* Begin Record set *

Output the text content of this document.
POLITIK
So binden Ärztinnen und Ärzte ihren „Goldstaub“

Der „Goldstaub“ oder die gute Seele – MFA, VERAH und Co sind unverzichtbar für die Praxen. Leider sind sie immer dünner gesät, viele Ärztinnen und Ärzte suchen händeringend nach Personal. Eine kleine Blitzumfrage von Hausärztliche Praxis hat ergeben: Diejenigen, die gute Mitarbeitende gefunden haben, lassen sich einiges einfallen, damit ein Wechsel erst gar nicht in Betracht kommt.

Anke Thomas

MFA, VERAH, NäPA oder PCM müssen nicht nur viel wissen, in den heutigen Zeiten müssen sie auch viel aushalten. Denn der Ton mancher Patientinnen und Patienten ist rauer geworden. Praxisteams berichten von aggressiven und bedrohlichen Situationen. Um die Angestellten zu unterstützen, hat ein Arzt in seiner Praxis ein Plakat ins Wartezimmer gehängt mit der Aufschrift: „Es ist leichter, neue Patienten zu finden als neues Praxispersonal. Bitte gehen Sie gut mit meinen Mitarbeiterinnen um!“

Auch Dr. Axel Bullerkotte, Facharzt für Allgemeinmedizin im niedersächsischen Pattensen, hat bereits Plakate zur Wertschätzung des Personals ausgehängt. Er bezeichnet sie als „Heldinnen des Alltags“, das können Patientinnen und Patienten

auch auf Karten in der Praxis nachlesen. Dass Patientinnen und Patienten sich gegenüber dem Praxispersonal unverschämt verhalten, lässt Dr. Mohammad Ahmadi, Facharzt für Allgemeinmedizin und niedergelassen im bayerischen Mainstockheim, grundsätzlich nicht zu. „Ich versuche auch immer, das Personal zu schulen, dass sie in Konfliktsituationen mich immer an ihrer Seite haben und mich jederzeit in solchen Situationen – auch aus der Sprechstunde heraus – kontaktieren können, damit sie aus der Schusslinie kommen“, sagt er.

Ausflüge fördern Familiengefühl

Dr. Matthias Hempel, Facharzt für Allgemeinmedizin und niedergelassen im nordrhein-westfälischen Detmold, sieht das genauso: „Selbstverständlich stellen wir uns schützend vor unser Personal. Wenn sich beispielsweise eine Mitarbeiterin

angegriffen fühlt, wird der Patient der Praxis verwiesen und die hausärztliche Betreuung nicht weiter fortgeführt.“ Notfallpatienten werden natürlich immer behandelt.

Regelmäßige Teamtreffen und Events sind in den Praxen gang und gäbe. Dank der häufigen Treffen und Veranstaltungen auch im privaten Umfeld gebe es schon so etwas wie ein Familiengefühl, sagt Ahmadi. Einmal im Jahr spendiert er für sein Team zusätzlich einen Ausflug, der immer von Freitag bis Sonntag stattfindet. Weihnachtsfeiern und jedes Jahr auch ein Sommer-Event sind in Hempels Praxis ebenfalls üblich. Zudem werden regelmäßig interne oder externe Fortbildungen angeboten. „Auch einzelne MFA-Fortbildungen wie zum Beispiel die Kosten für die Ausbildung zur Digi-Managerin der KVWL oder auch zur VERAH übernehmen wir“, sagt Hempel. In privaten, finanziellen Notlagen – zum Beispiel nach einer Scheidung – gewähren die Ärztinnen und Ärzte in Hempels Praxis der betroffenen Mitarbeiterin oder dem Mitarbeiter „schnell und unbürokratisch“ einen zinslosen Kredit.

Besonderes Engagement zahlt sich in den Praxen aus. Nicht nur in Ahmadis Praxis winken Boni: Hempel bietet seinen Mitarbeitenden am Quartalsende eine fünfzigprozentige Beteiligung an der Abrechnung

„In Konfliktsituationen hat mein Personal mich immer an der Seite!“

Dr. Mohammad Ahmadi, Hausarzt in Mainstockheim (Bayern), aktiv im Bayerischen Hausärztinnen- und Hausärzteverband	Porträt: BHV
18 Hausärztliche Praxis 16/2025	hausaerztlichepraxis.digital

* End Record set *

* [The problem] Using the listing, copy every line where the word "haben" shows up.

* [Response]
Der „Goldstaub“ oder die gute Seele – MFA, VERAH und Co sind unverzichtbar für die Praxen. Leider sind sie immer dünner gesät, viele Ärztinnen und Ärzte suchen händeringend nach Personal. Eine kleine Blitzumfrage von Hausärztliche Praxis hat ergeben: Diejenigen, die gute Mitarbeitende gefunden haben, lassen sich einiges einfallen, damit ein Wechsel erst gar nicht in Betracht kommt.
auch auf Karten in der Praxis nachlesen. Dass Patientinnen und Patienten sich gegenüber dem Praxispersonal unverschämt verhalten, lässt Dr. Mohammad Ahmadi, Facharzt für Allgemeinmedizin und niedergelassen im bayerischen Mainstockheim, grundsätzlich nicht zu. „Ich versuche auch immer, das Personal zu schulen, dass sie in Konfliktsituationen mich immer an ihrer Seite haben und mich jederzeit in solchen Situationen – auch aus der Sprechstunde heraus – kontaktieren können, damit sie aus der Schusslinie kommen“, sagt er.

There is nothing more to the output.